▶ Provided records
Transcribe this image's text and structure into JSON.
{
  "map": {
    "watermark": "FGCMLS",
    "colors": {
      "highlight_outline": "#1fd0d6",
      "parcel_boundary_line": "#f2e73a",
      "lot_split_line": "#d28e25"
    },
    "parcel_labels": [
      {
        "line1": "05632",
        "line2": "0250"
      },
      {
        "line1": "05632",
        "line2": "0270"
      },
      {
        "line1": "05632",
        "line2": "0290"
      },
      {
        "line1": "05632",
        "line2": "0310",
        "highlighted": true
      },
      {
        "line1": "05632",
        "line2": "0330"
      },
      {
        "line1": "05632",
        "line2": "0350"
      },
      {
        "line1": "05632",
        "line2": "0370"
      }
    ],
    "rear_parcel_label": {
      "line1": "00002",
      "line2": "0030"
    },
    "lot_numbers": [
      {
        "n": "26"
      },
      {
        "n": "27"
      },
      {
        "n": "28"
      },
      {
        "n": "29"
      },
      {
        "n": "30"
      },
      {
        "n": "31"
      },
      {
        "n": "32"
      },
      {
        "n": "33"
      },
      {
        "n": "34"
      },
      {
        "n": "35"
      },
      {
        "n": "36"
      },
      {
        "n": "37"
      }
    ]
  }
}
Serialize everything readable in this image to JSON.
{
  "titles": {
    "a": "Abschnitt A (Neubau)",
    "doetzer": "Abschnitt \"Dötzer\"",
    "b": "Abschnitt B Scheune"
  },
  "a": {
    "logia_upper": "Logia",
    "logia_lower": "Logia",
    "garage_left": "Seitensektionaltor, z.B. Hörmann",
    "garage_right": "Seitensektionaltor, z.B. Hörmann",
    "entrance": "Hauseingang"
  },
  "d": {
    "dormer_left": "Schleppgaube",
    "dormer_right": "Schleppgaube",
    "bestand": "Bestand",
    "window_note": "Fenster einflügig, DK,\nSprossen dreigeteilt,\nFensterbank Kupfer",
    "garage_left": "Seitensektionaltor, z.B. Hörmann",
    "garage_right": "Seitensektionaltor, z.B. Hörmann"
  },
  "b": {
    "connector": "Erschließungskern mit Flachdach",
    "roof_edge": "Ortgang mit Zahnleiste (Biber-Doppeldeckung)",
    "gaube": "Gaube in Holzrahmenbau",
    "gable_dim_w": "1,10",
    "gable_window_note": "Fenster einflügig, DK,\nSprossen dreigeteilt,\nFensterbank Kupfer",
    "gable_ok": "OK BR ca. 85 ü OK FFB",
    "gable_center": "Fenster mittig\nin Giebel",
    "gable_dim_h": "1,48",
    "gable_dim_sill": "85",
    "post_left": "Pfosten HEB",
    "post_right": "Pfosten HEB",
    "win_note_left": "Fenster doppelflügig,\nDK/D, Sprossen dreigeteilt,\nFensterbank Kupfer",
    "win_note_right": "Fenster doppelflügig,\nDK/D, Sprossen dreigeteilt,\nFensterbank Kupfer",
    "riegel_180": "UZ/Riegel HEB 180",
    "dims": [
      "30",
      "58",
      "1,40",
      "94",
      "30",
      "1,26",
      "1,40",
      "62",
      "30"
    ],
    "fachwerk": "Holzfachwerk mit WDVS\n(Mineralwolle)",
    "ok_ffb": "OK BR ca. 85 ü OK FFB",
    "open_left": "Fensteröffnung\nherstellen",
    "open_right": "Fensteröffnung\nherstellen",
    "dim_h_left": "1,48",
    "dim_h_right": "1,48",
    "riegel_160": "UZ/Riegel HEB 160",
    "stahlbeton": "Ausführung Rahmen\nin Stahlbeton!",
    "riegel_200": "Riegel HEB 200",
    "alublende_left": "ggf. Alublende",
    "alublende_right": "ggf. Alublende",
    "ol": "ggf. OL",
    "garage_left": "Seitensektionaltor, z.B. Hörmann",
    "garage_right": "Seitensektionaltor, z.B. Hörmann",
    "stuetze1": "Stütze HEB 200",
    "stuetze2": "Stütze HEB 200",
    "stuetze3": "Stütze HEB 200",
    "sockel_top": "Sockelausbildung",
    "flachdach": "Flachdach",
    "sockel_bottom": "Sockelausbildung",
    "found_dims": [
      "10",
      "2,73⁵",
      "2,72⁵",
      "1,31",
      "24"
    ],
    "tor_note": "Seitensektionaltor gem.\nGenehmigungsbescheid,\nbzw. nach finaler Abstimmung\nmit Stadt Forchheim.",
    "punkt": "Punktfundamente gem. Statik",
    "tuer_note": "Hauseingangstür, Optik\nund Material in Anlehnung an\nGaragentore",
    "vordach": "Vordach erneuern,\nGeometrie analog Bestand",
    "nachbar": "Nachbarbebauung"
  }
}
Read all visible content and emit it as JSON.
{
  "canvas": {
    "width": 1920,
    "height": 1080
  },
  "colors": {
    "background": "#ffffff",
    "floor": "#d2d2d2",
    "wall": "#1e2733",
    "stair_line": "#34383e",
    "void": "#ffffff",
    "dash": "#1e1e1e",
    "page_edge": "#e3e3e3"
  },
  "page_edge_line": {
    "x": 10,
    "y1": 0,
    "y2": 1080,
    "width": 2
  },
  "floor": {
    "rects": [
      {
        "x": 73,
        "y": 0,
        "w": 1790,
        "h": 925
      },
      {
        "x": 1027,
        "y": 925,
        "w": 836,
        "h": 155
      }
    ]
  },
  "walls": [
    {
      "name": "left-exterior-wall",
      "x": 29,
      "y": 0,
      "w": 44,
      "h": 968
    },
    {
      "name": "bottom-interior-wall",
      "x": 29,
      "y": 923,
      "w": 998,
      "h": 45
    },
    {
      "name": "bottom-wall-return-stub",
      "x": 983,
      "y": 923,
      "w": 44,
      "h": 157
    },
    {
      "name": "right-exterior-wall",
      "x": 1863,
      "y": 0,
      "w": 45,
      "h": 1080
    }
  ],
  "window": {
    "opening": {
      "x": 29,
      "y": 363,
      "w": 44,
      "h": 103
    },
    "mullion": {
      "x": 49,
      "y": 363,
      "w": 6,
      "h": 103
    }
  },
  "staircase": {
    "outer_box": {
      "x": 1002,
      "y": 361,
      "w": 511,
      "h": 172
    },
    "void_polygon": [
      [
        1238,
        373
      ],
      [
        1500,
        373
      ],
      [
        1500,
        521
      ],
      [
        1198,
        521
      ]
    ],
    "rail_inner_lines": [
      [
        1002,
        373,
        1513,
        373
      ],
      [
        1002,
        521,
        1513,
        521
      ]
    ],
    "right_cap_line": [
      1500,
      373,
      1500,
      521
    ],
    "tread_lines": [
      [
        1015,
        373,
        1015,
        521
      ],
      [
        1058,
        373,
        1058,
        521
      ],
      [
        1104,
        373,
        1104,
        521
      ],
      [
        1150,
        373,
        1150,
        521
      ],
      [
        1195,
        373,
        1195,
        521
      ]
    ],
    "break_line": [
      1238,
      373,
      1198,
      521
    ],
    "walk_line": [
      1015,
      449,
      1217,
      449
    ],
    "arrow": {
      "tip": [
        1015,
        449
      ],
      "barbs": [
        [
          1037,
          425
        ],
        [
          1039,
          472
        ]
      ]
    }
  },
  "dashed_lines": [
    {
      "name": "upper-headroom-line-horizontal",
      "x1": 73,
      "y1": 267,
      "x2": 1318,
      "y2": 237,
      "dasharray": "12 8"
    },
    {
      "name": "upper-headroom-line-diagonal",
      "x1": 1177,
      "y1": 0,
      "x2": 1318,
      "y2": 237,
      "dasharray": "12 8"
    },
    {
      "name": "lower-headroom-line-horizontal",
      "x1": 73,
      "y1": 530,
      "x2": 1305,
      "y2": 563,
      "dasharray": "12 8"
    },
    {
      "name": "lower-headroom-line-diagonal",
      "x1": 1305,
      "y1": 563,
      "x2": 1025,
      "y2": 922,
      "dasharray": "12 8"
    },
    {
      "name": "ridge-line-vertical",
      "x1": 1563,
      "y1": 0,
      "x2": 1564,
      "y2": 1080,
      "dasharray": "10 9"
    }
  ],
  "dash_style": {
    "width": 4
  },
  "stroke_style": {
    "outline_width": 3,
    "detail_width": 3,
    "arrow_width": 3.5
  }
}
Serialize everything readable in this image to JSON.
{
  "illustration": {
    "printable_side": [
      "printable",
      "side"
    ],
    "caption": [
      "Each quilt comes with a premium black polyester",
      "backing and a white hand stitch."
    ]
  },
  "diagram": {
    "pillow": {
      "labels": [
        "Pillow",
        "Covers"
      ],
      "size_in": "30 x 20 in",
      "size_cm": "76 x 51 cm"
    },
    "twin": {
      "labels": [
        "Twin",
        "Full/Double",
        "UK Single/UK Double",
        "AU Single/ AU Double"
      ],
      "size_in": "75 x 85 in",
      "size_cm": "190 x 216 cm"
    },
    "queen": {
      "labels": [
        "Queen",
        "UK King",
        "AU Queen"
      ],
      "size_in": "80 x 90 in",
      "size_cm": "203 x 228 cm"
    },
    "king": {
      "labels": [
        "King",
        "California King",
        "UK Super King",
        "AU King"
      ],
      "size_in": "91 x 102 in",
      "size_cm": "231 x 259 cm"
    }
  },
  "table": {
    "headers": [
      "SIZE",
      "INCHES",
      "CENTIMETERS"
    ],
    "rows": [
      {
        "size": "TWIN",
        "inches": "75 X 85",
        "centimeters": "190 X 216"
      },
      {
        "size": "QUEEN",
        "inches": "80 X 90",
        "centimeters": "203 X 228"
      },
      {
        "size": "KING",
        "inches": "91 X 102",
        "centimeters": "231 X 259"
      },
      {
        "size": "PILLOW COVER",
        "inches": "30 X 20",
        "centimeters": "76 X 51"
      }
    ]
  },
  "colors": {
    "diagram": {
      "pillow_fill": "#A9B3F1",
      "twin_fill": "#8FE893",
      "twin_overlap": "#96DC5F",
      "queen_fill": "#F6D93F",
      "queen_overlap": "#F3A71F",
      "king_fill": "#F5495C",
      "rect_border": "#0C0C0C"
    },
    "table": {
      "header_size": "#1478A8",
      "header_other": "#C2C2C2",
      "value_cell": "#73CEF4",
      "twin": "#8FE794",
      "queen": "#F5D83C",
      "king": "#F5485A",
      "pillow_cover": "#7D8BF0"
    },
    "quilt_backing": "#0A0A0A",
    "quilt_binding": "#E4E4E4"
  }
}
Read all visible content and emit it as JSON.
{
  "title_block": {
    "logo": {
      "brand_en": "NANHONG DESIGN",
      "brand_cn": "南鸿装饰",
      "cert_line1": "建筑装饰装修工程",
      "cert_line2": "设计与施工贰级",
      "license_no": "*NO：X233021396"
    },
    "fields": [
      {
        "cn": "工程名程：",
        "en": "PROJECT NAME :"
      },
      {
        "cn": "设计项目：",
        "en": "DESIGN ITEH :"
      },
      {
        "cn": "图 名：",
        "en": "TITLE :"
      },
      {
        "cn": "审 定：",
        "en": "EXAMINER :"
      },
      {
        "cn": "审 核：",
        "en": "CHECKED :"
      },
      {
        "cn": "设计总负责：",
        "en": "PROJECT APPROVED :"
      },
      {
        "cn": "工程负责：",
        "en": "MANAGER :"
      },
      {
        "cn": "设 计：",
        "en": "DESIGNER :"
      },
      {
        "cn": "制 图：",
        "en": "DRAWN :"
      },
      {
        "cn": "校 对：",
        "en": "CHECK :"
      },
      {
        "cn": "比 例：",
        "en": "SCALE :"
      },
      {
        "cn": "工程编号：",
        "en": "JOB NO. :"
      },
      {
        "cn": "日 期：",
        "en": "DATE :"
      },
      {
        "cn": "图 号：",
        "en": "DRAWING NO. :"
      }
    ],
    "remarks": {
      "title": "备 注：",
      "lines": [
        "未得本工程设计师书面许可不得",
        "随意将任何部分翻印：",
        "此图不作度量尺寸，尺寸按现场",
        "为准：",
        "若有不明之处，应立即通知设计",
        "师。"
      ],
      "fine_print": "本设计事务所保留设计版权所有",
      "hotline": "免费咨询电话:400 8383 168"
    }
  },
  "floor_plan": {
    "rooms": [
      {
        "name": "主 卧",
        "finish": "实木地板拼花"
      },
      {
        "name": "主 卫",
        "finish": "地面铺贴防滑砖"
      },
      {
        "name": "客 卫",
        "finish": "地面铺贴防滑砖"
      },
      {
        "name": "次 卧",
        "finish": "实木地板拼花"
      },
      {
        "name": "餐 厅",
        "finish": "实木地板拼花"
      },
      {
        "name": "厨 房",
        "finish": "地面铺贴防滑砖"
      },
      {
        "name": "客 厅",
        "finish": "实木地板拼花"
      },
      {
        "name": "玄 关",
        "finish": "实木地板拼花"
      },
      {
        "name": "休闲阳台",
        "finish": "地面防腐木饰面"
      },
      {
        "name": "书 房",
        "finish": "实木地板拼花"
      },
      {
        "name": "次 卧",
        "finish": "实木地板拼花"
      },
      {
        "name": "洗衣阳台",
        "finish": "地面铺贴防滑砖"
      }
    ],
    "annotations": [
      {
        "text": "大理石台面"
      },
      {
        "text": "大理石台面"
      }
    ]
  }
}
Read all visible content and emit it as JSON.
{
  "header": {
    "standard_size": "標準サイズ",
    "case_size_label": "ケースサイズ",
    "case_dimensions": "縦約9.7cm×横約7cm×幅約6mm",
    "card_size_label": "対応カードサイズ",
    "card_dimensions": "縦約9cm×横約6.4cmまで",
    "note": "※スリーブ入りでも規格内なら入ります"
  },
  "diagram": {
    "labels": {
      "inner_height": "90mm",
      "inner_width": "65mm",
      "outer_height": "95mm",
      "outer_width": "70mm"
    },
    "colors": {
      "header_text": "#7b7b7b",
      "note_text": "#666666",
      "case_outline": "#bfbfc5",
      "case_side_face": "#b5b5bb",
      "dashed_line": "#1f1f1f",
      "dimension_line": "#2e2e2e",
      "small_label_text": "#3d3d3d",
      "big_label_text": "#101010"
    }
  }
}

▶ What you need to do
Scan the material above for the string "Schleppgaube" and report each line where you find it.

▶ Answer
    "dormer_left": "Schleppgaube",
    "dormer_right": "Schleppgaube",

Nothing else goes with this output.